• _Aim of the task_:
Transcribe all the records exactly and omit any images they hold.

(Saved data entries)
## begin
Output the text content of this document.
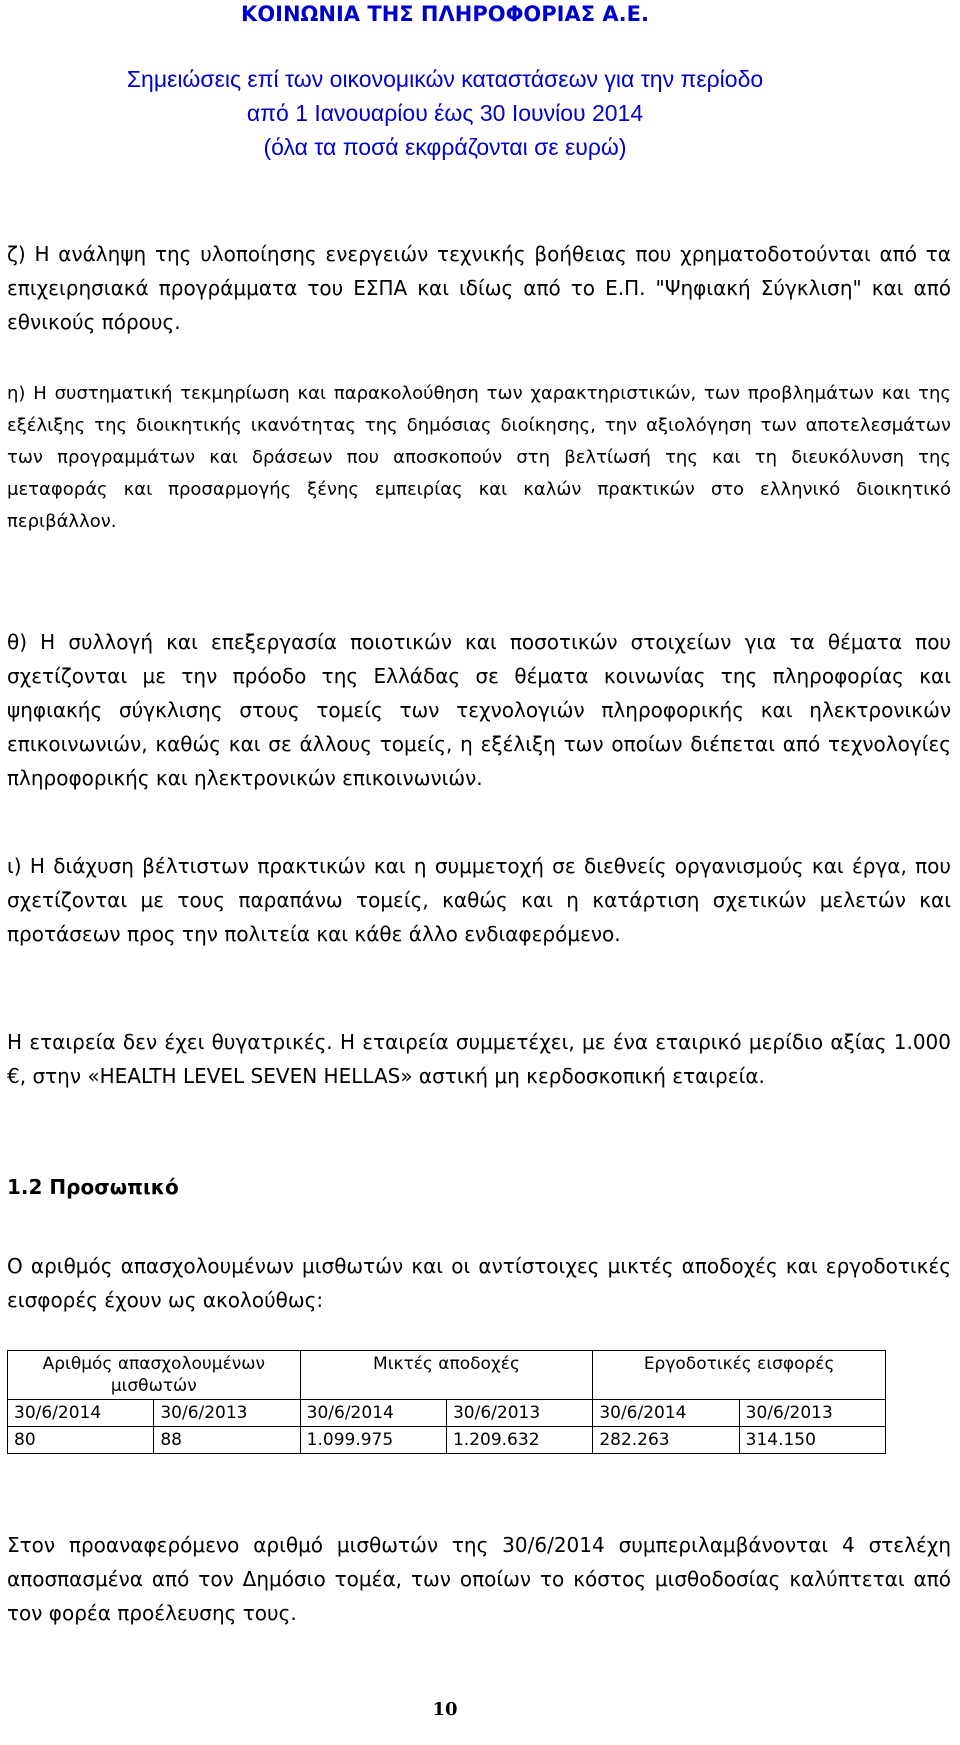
ΚΟΙΝΩΝΙΑ ΤΗΣ ΠΛΗΡΟΦΟΡΙΑΣ Α.Ε.
Σημειώσεις επί των οικονομικών καταστάσεων για την περίοδο
από 1 Ιανουαρίου έως 30 Ιουνίου 2014
(όλα τα ποσά εκφράζονται σε ευρώ)
ζ) Η ανάληψη της υλοποίησης ενεργειών τεχνικής βοήθειας που χρηματοδοτούνται από τα επιχειρησιακά προγράμματα του ΕΣΠΑ και ιδίως από το Ε.Π. "Ψηφιακή Σύγκλιση" και από εθνικούς πόρους.
η) Η συστηματική τεκμηρίωση και παρακολούθηση των χαρακτηριστικών, των προβλημάτων και της εξέλιξης της διοικητικής ικανότητας της δημόσιας διοίκησης, την αξιολόγηση των αποτελεσμάτων των προγραμμάτων και δράσεων που αποσκοπούν στη βελτίωσή της και τη διευκόλυνση της μεταφοράς και προσαρμογής ξένης εμπειρίας και καλών πρακτικών στο ελληνικό διοικητικό περιβάλλον.
θ) Η συλλογή και επεξεργασία ποιοτικών και ποσοτικών στοιχείων για τα θέματα που σχετίζονται με την πρόοδο της Ελλάδας σε θέματα κοινωνίας της πληροφορίας και ψηφιακής σύγκλισης στους τομείς των τεχνολογιών πληροφορικής και ηλεκτρονικών επικοινωνιών, καθώς και σε άλλους τομείς, η εξέλιξη των οποίων διέπεται από τεχνολογίες πληροφορικής και ηλεκτρονικών επικοινωνιών.
ι) Η διάχυση βέλτιστων πρακτικών και η συμμετοχή σε διεθνείς οργανισμούς και έργα, που σχετίζονται με τους παραπάνω τομείς, καθώς και η κατάρτιση σχετικών μελετών και προτάσεων προς την πολιτεία και κάθε άλλο ενδιαφερόμενο.
Η εταιρεία δεν έχει θυγατρικές. Η εταιρεία συμμετέχει, με ένα εταιρικό μερίδιο αξίας 1.000 €, στην «HEALTH LEVEL SEVEN HELLAS» αστική μη κερδοσκοπική εταιρεία.
1.2 Προσωπικό
Ο αριθμός απασχολουμένων μισθωτών και οι αντίστοιχες μικτές αποδοχές και εργοδοτικές εισφορές έχουν ως ακολούθως:
Αριθμός απασχολουμένων μισθωτών		Μικτές αποδοχές		Εργοδοτικές εισφορές	
30/6/2014	30/6/2013	30/6/2014	30/6/2013	30/6/2014	30/6/2013
80	88	1.099.975	1.209.632	282.263	314.150
Στον προαναφερόμενο αριθμό μισθωτών της 30/6/2014 συμπεριλαμβάνονται 4 στελέχη αποσπασμένα από τον Δημόσιο τομέα, των οποίων το κόστος μισθοδοσίας καλύπτεται από τον φορέα προέλευσης τους.
10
## end
• _Reply_:
Output the text content of this document.
ΚΟΙΝΩΝΙΑ ΤΗΣ ΠΛΗΡΟΦΟΡΙΑΣ Α.Ε.
Σημειώσεις επί των οικονομικών καταστάσεων για την περίοδο
από 1 Ιανουαρίου έως 30 Ιουνίου 2014
(όλα τα ποσά εκφράζονται σε ευρώ)
ζ) Η ανάληψη της υλοποίησης ενεργειών τεχνικής βοήθειας που χρηματοδοτούνται από τα επιχειρησιακά προγράμματα του ΕΣΠΑ και ιδίως από το Ε.Π. "Ψηφιακή Σύγκλιση" και από εθνικούς πόρους.
η) Η συστηματική τεκμηρίωση και παρακολούθηση των χαρακτηριστικών, των προβλημάτων και της εξέλιξης της διοικητικής ικανότητας της δημόσιας διοίκησης, την αξιολόγηση των αποτελεσμάτων των προγραμμάτων και δράσεων που αποσκοπούν στη βελτίωσή της και τη διευκόλυνση της μεταφοράς και προσαρμογής ξένης εμπειρίας και καλών πρακτικών στο ελληνικό διοικητικό περιβάλλον.
θ) Η συλλογή και επεξεργασία ποιοτικών και ποσοτικών στοιχείων για τα θέματα που σχετίζονται με την πρόοδο της Ελλάδας σε θέματα κοινωνίας της πληροφορίας και ψηφιακής σύγκλισης στους τομείς των τεχνολογιών πληροφορικής και ηλεκτρονικών επικοινωνιών, καθώς και σε άλλους τομείς, η εξέλιξη των οποίων διέπεται από τεχνολογίες πληροφορικής και ηλεκτρονικών επικοινωνιών.
ι) Η διάχυση βέλτιστων πρακτικών και η συμμετοχή σε διεθνείς οργανισμούς και έργα, που σχετίζονται με τους παραπάνω τομείς, καθώς και η κατάρτιση σχετικών μελετών και προτάσεων προς την πολιτεία και κάθε άλλο ενδιαφερόμενο.
Η εταιρεία δεν έχει θυγατρικές. Η εταιρεία συμμετέχει, με ένα εταιρικό μερίδιο αξίας 1.000 €, στην «HEALTH LEVEL SEVEN HELLAS» αστική μη κερδοσκοπική εταιρεία.
1.2 Προσωπικό
Ο αριθμός απασχολουμένων μισθωτών και οι αντίστοιχες μικτές αποδοχές και εργοδοτικές εισφορές έχουν ως ακολούθως:
Αριθμός απασχολουμένων μισθωτών		Μικτές αποδοχές		Εργοδοτικές εισφορές	
30/6/2014	30/6/2013	30/6/2014	30/6/2013	30/6/2014	30/6/2013
80	88	1.099.975	1.209.632	282.263	314.150
Στον προαναφερόμενο αριθμό μισθωτών της 30/6/2014 συμπεριλαμβάνονται 4 στελέχη αποσπασμένα από τον Δημόσιο τομέα, των οποίων το κόστος μισθοδοσίας καλύπτεται από τον φορέα προέλευσης τους.
10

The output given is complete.